Copy all lines in which the word "that" can be found.

- - - - -

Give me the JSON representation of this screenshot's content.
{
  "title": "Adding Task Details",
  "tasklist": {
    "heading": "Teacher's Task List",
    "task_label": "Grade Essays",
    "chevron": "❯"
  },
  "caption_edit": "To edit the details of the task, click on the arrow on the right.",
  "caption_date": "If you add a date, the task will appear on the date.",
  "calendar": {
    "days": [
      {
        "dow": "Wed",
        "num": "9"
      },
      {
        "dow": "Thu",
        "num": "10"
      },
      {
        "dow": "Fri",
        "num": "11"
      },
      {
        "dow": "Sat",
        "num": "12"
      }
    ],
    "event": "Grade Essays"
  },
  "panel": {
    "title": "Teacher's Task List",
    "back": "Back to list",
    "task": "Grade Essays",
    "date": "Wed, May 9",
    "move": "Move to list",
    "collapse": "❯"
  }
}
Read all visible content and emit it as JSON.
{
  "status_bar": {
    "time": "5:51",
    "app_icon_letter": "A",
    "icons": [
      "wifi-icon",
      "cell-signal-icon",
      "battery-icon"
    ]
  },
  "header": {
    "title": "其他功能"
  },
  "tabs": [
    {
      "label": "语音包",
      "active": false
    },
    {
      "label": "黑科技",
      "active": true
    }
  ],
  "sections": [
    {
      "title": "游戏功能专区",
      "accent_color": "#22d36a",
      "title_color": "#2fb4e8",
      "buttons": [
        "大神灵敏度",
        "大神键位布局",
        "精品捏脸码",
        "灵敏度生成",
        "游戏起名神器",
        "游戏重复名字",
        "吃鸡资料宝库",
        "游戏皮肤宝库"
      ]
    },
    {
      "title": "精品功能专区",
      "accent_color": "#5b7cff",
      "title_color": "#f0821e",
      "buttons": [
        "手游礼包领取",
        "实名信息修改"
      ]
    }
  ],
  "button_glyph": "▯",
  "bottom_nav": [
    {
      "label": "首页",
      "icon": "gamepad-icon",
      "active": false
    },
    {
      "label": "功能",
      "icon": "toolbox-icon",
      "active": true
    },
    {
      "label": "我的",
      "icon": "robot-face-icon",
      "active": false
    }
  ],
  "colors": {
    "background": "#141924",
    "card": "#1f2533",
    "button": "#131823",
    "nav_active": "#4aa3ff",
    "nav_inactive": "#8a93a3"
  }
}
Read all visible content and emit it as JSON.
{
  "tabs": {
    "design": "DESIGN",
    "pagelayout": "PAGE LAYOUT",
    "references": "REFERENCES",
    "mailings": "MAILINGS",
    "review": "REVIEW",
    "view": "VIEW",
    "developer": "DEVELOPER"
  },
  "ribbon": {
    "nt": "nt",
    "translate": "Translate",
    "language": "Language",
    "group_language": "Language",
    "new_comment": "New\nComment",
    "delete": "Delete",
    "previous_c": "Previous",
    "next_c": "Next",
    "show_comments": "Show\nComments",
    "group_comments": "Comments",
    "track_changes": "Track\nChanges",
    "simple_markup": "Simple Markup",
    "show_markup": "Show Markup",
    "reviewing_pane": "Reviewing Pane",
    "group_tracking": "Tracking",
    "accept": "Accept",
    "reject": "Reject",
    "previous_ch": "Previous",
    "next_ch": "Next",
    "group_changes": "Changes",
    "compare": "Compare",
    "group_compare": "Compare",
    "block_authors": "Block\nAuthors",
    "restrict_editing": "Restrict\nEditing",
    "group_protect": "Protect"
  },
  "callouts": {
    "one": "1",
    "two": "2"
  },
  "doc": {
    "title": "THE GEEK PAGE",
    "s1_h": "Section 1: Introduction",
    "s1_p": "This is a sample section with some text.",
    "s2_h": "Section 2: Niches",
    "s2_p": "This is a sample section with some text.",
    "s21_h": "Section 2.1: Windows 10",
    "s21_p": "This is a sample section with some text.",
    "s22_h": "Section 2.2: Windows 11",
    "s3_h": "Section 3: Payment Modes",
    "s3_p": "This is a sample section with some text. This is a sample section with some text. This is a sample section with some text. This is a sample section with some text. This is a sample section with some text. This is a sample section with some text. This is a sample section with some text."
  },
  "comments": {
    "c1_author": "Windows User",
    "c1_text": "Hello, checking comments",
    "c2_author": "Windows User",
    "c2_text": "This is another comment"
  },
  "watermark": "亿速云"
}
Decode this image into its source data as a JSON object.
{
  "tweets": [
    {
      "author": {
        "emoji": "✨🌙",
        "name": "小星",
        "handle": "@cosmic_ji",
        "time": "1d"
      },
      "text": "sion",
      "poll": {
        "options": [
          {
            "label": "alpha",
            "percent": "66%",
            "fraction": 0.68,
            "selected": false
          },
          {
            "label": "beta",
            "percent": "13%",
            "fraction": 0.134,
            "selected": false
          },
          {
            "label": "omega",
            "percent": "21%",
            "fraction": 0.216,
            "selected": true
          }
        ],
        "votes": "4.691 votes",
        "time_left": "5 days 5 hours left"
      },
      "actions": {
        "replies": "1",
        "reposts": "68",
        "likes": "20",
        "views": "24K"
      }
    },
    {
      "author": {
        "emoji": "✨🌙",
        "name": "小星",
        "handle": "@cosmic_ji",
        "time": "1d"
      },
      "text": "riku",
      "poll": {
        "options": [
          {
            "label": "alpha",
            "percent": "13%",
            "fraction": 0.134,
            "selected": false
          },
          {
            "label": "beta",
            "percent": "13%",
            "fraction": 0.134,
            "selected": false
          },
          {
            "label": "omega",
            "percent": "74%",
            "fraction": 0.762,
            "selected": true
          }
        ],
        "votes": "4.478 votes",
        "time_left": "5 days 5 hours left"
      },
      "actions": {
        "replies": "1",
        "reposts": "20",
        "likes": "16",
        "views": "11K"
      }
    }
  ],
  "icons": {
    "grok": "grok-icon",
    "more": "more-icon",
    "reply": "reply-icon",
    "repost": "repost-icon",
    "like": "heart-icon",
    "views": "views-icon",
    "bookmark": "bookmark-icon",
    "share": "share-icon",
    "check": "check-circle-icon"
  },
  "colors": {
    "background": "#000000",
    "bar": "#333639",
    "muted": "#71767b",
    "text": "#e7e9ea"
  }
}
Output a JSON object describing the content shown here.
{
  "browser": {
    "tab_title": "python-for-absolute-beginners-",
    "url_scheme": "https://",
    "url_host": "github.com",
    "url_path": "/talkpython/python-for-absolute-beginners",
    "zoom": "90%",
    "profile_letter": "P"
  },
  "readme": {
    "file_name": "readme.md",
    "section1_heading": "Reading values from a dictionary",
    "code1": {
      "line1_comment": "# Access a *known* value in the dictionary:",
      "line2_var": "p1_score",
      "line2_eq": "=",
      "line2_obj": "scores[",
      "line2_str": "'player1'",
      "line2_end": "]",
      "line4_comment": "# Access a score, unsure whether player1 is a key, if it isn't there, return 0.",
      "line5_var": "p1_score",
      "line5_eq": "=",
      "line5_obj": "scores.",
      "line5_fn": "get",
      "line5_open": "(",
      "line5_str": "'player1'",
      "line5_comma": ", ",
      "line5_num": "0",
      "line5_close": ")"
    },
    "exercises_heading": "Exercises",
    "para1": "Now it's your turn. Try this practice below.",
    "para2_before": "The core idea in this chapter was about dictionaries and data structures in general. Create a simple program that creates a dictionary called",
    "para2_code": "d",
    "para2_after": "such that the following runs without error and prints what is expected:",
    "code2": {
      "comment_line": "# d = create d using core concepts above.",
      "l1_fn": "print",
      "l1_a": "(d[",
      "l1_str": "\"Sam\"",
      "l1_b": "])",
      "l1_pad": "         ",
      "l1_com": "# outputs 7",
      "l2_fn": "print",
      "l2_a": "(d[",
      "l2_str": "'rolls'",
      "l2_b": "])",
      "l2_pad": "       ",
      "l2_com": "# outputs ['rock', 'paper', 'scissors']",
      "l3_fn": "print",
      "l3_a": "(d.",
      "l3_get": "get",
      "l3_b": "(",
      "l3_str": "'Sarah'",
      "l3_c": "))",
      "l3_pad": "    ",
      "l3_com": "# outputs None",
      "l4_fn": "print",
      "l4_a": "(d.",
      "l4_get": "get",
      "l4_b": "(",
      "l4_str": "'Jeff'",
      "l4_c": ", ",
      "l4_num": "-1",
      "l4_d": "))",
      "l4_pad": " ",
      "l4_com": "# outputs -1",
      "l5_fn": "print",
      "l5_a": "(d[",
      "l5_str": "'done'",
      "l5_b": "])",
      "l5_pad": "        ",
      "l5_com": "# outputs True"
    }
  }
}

- - - - -

**PROBLEM SOLUTION:**
    "para2_before": "The core idea in this chapter was about dictionaries and data structures in general. Create a simple program that creates a dictionary called",
    "para2_after": "such that the following runs without error and prints what is expected:",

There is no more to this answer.